WHAT YOU ARE ASKED TO DO >> Without the pictures, output the records below word for word.

━━━━━ SOURCE RECORDS

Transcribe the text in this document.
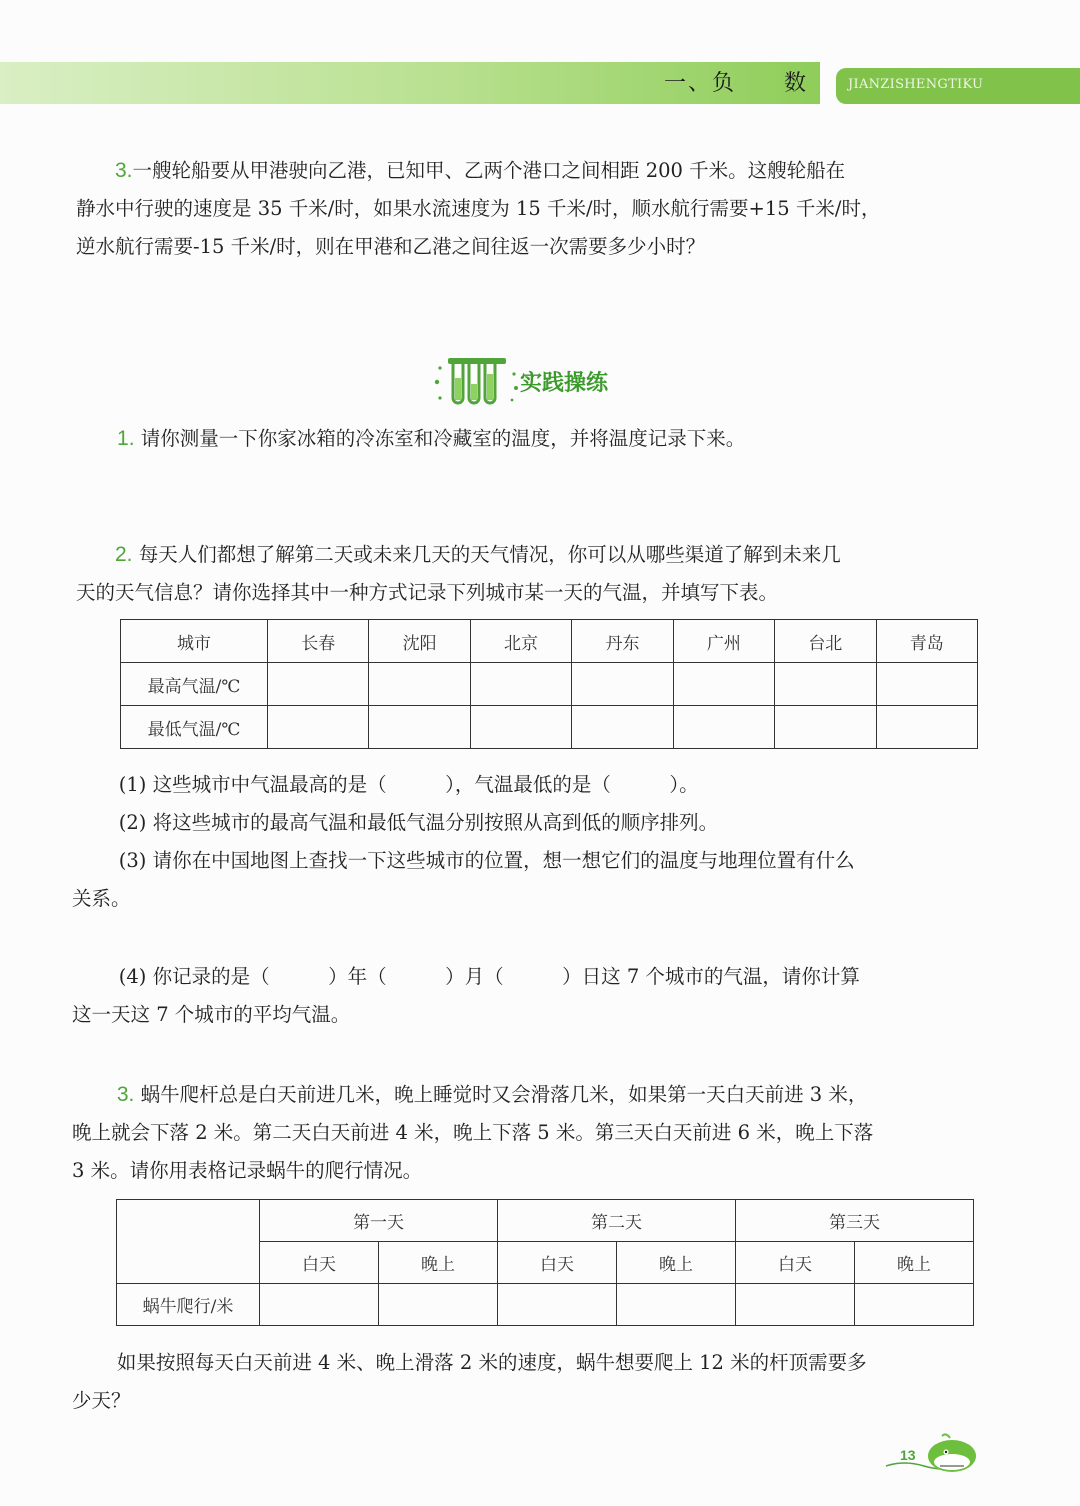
一、负 数	JIANZISHENGTIKU
3.一艘轮船要从甲港驶向乙港，已知甲、乙两个港口之间相距 200 千米。这艘轮船在
静水中行驶的速度是 35 千米/时，如果水流速度为 15 千米/时，顺水航行需要+15 千米/时，
逆水航行需要-15 千米/时，则在甲港和乙港之间往返一次需要多少小时？
实践操练
1. 请你测量一下你家冰箱的冷冻室和冷藏室的温度，并将温度记录下来。
2. 每天人们都想了解第二天或未来几天的天气情况，你可以从哪些渠道了解到未来几
天的天气信息？请你选择其中一种方式记录下列城市某一天的气温，并填写下表。
城市	长春	沈阳	北京	丹东	广州	台北	青岛
最高气温/℃							
最低气温/℃							
(1) 这些城市中气温最高的是（　　　），气温最低的是（　　　）。
(2) 将这些城市的最高气温和最低气温分别按照从高到低的顺序排列。
(3) 请你在中国地图上查找一下这些城市的位置，想一想它们的温度与地理位置有什么
关系。
(4) 你记录的是（　　　）年（　　　）月（　　　）日这 7 个城市的气温，请你计算
这一天这 7 个城市的平均气温。
3. 蜗牛爬杆总是白天前进几米，晚上睡觉时又会滑落几米，如果第一天白天前进 3 米，
晚上就会下落 2 米。第二天白天前进 4 米，晚上下落 5 米。第三天白天前进 6 米，晚上下落
3 米。请你用表格记录蜗牛的爬行情况。
	第一天		第二天		第三天	
	白天	晚上	白天	晚上	白天	晚上
蜗牛爬行/米						
如果按照每天白天前进 4 米、晚上滑落 2 米的速度，蜗牛想要爬上 12 米的杆顶需要多
少天？
13
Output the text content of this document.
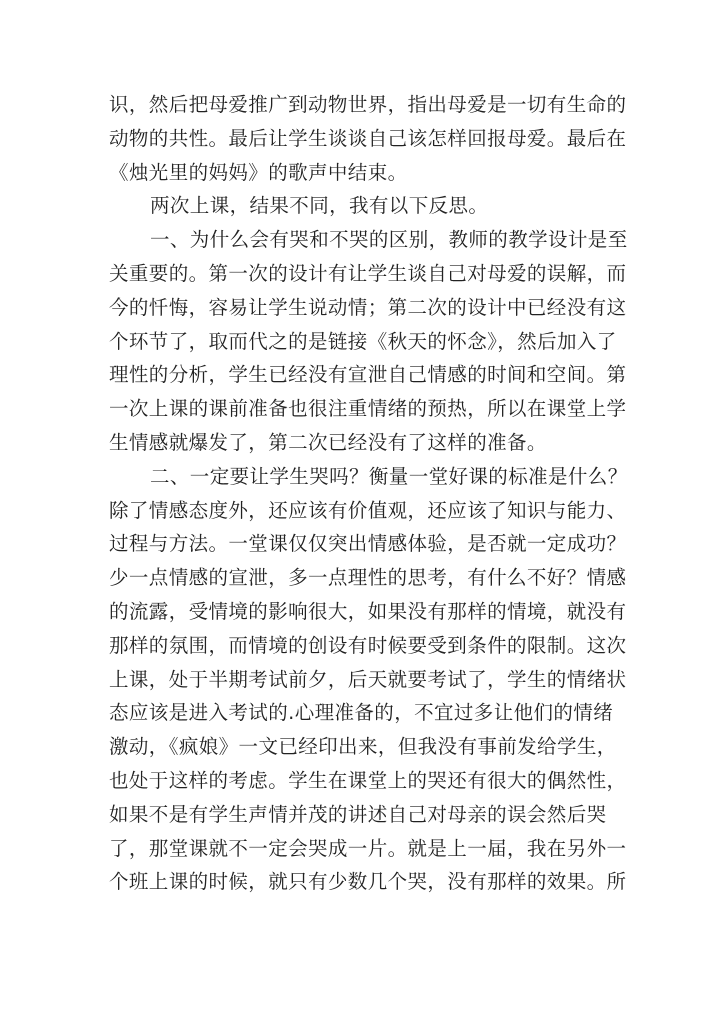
识，然后把母爱推广到动物世界，指出母爱是一切有生命的
动物的共性。最后让学生谈谈自己该怎样回报母爱。最后在
《烛光里的妈妈》的歌声中结束。
两次上课，结果不同，我有以下反思。
一、为什么会有哭和不哭的区别，教师的教学设计是至
关重要的。第一次的设计有让学生谈自己对母爱的误解，而
今的忏悔，容易让学生说动情；第二次的设计中已经没有这
个环节了，取而代之的是链接《秋天的怀念》，然后加入了
理性的分析，学生已经没有宣泄自己情感的时间和空间。第
一次上课的课前准备也很注重情绪的预热，所以在课堂上学
生情感就爆发了，第二次已经没有了这样的准备。
二、一定要让学生哭吗？衡量一堂好课的标准是什么？
除了情感态度外，还应该有价值观，还应该了知识与能力、
过程与方法。一堂课仅仅突出情感体验，是否就一定成功？
少一点情感的宣泄，多一点理性的思考，有什么不好？情感
的流露，受情境的影响很大，如果没有那样的情境，就没有
那样的氛围，而情境的创设有时候要受到条件的限制。这次
上课，处于半期考试前夕，后天就要考试了，学生的情绪状
态应该是进入考试的.心理准备的，不宜过多让他们的情绪
激动，《疯娘》一文已经印出来，但我没有事前发给学生，
也处于这样的考虑。学生在课堂上的哭还有很大的偶然性，
如果不是有学生声情并茂的讲述自己对母亲的误会然后哭
了，那堂课就不一定会哭成一片。就是上一届，我在另外一
个班上课的时候，就只有少数几个哭，没有那样的效果。所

━━━━━━━━━━

ANSWER TO THE PROBLEM >>
Transcribe the text in this document.
一、负 数	JIANZISHENGTIKU
3.一艘轮船要从甲港驶向乙港，已知甲、乙两个港口之间相距 200 千米。这艘轮船在
静水中行驶的速度是 35 千米/时，如果水流速度为 15 千米/时，顺水航行需要+15 千米/时，
逆水航行需要-15 千米/时，则在甲港和乙港之间往返一次需要多少小时？
实践操练
1. 请你测量一下你家冰箱的冷冻室和冷藏室的温度，并将温度记录下来。
2. 每天人们都想了解第二天或未来几天的天气情况，你可以从哪些渠道了解到未来几
天的天气信息？请你选择其中一种方式记录下列城市某一天的气温，并填写下表。
城市	长春	沈阳	北京	丹东	广州	台北	青岛
最高气温/℃							
最低气温/℃							
(1) 这些城市中气温最高的是（　　　），气温最低的是（　　　）。
(2) 将这些城市的最高气温和最低气温分别按照从高到低的顺序排列。
(3) 请你在中国地图上查找一下这些城市的位置，想一想它们的温度与地理位置有什么
关系。
(4) 你记录的是（　　　）年（　　　）月（　　　）日这 7 个城市的气温，请你计算
这一天这 7 个城市的平均气温。
3. 蜗牛爬杆总是白天前进几米，晚上睡觉时又会滑落几米，如果第一天白天前进 3 米，
晚上就会下落 2 米。第二天白天前进 4 米，晚上下落 5 米。第三天白天前进 6 米，晚上下落
3 米。请你用表格记录蜗牛的爬行情况。
	第一天		第二天		第三天	
	白天	晚上	白天	晚上	白天	晚上
蜗牛爬行/米						
如果按照每天白天前进 4 米、晚上滑落 2 米的速度，蜗牛想要爬上 12 米的杆顶需要多
少天？
13
Output the text content of this document.
识，然后把母爱推广到动物世界，指出母爱是一切有生命的
动物的共性。最后让学生谈谈自己该怎样回报母爱。最后在
《烛光里的妈妈》的歌声中结束。
两次上课，结果不同，我有以下反思。
一、为什么会有哭和不哭的区别，教师的教学设计是至
关重要的。第一次的设计有让学生谈自己对母爱的误解，而
今的忏悔，容易让学生说动情；第二次的设计中已经没有这
个环节了，取而代之的是链接《秋天的怀念》，然后加入了
理性的分析，学生已经没有宣泄自己情感的时间和空间。第
一次上课的课前准备也很注重情绪的预热，所以在课堂上学
生情感就爆发了，第二次已经没有了这样的准备。
二、一定要让学生哭吗？衡量一堂好课的标准是什么？
除了情感态度外，还应该有价值观，还应该了知识与能力、
过程与方法。一堂课仅仅突出情感体验，是否就一定成功？
少一点情感的宣泄，多一点理性的思考，有什么不好？情感
的流露，受情境的影响很大，如果没有那样的情境，就没有
那样的氛围，而情境的创设有时候要受到条件的限制。这次
上课，处于半期考试前夕，后天就要考试了，学生的情绪状
态应该是进入考试的.心理准备的，不宜过多让他们的情绪
激动，《疯娘》一文已经印出来，但我没有事前发给学生，
也处于这样的考虑。学生在课堂上的哭还有很大的偶然性，
如果不是有学生声情并茂的讲述自己对母亲的误会然后哭
了，那堂课就不一定会哭成一片。就是上一届，我在另外一
个班上课的时候，就只有少数几个哭，没有那样的效果。所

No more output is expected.